* What to do *
Wherever the word "xDSL" occurs in the listing, copy the whole line.

* Records supplied *
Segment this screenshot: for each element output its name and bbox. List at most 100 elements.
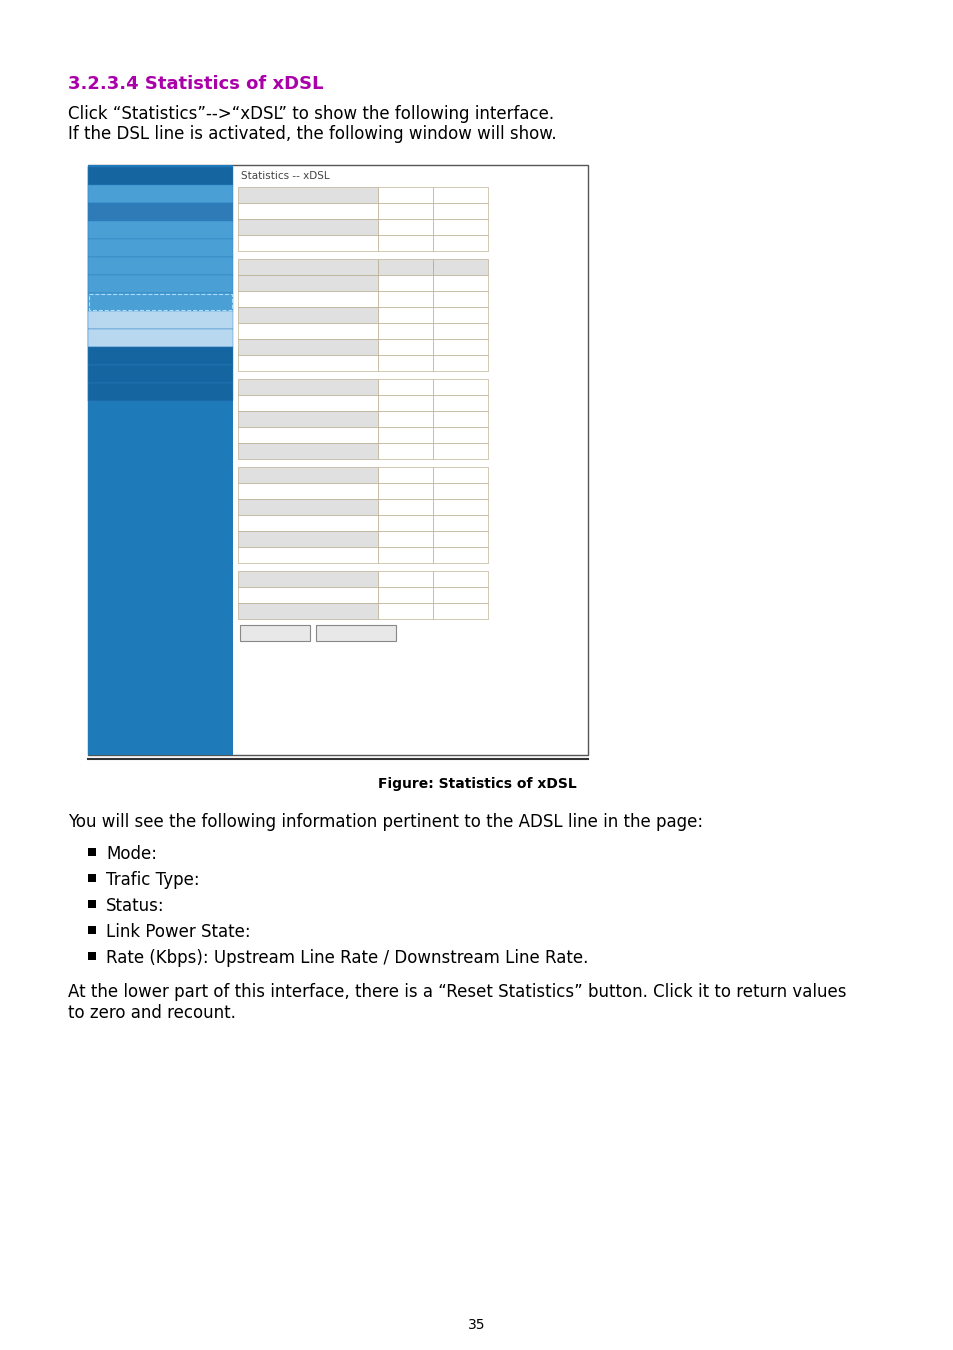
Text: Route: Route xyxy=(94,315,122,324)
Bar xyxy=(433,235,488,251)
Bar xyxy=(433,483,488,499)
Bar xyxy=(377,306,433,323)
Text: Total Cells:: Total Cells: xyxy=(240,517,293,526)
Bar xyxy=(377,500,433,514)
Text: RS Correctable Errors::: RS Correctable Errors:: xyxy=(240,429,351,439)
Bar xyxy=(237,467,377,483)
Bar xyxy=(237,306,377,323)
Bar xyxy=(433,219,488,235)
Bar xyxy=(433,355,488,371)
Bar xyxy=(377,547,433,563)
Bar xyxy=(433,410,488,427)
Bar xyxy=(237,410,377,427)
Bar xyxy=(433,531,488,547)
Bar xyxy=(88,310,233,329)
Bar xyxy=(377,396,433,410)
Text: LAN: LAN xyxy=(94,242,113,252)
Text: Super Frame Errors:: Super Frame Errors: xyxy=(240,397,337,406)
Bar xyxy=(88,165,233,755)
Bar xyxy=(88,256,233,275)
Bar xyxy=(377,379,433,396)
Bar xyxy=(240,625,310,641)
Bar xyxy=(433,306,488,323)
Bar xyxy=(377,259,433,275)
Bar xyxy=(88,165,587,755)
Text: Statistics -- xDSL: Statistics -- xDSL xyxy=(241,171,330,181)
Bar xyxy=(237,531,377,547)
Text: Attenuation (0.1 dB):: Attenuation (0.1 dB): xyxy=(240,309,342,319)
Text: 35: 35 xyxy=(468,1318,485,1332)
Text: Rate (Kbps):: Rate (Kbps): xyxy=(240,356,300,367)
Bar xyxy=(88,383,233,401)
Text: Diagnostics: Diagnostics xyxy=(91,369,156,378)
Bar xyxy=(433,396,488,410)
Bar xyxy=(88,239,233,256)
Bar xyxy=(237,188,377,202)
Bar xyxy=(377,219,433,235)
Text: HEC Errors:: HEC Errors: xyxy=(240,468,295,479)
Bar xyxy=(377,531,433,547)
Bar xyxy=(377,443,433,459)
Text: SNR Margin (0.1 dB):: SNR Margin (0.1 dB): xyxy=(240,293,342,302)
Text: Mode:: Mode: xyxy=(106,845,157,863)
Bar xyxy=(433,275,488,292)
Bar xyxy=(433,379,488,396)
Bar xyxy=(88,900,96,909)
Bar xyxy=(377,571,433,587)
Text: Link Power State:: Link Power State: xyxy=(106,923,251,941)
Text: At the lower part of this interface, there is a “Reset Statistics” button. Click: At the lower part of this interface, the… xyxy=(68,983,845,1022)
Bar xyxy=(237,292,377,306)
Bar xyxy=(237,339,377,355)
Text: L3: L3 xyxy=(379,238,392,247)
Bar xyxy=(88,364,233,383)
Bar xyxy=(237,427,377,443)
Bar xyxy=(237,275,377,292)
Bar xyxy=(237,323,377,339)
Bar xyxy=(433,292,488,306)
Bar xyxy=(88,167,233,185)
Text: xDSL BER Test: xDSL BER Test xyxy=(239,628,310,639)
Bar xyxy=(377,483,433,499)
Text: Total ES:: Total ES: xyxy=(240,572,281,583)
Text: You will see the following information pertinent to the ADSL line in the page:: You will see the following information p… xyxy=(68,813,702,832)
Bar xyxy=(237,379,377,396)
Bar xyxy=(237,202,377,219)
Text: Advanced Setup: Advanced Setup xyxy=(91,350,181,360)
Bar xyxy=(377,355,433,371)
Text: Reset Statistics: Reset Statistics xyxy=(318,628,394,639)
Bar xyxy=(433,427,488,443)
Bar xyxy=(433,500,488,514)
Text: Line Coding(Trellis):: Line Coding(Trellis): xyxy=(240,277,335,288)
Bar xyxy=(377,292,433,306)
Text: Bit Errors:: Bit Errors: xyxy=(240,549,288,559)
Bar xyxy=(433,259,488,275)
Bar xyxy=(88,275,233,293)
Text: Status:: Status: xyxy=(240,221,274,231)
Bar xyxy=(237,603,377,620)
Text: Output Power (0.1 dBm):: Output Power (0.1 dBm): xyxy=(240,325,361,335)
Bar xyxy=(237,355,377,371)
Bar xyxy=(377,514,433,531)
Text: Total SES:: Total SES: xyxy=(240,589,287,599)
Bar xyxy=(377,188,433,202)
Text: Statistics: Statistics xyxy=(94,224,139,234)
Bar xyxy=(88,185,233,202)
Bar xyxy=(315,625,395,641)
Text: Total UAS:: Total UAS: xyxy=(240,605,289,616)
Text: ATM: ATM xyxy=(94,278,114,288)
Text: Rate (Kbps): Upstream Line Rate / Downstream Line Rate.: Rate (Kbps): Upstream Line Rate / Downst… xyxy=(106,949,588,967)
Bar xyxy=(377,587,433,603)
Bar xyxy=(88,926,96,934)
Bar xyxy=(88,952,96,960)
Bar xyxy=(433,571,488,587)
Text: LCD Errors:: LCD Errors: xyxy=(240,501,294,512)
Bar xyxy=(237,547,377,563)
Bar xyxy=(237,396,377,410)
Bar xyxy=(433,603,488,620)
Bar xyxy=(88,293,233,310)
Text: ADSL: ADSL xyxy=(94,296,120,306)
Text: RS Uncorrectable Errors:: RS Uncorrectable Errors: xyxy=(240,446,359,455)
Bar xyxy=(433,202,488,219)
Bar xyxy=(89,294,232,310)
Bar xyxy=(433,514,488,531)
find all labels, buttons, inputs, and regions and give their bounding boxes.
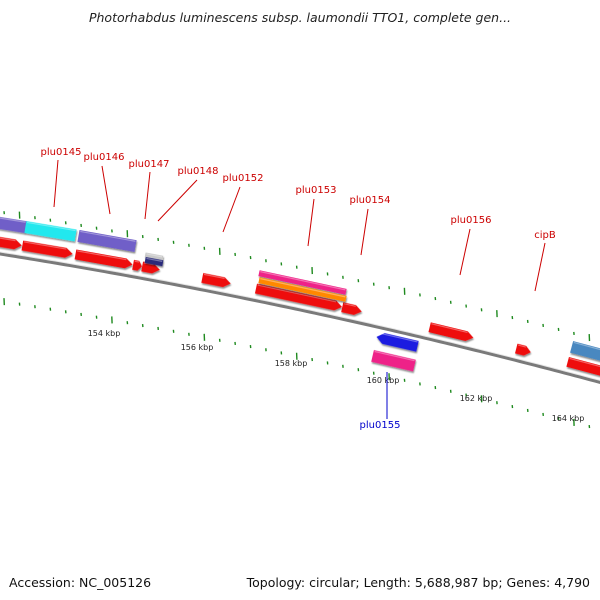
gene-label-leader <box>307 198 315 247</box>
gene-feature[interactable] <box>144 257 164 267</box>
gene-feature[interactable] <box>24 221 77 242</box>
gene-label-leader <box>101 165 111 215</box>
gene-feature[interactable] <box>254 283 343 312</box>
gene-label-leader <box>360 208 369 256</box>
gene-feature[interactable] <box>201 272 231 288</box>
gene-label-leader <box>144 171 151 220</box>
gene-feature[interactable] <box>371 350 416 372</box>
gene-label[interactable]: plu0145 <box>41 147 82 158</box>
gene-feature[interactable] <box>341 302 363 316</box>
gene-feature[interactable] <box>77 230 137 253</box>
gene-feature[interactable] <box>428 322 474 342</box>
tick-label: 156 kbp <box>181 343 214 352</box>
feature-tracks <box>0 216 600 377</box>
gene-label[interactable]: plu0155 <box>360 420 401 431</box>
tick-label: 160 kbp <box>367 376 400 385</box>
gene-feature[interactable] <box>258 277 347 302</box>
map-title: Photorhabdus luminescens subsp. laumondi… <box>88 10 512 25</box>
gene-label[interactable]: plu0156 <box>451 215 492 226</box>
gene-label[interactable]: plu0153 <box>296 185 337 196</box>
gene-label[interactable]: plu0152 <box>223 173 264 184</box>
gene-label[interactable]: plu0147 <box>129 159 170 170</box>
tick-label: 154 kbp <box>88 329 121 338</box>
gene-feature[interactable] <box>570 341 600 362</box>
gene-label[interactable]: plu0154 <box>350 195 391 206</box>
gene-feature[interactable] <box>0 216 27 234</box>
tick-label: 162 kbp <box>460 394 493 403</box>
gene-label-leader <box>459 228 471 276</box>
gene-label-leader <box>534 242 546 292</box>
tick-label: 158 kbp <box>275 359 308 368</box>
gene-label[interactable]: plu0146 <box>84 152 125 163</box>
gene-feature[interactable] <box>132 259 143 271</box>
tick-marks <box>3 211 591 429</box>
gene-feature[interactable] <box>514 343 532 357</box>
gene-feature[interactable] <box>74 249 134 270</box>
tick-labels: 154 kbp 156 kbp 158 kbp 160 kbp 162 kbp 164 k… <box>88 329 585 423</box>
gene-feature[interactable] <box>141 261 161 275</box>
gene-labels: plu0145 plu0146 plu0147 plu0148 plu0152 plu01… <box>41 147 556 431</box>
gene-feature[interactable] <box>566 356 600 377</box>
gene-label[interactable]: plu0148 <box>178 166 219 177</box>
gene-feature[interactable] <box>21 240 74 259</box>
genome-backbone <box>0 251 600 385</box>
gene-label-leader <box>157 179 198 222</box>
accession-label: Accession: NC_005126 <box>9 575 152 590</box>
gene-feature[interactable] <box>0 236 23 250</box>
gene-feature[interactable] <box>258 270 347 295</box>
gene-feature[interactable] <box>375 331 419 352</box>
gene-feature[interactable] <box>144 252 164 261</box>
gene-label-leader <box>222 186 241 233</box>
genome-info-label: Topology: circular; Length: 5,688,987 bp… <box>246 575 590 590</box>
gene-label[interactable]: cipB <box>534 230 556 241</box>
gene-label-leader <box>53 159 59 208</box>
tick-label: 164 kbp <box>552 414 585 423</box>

* Answer for this exercise *
Text: Statistics -- xDSL: Statistics -- xDSL xyxy=(241,171,330,181)
Text: xDSL BER Test: xDSL BER Test xyxy=(239,628,310,639)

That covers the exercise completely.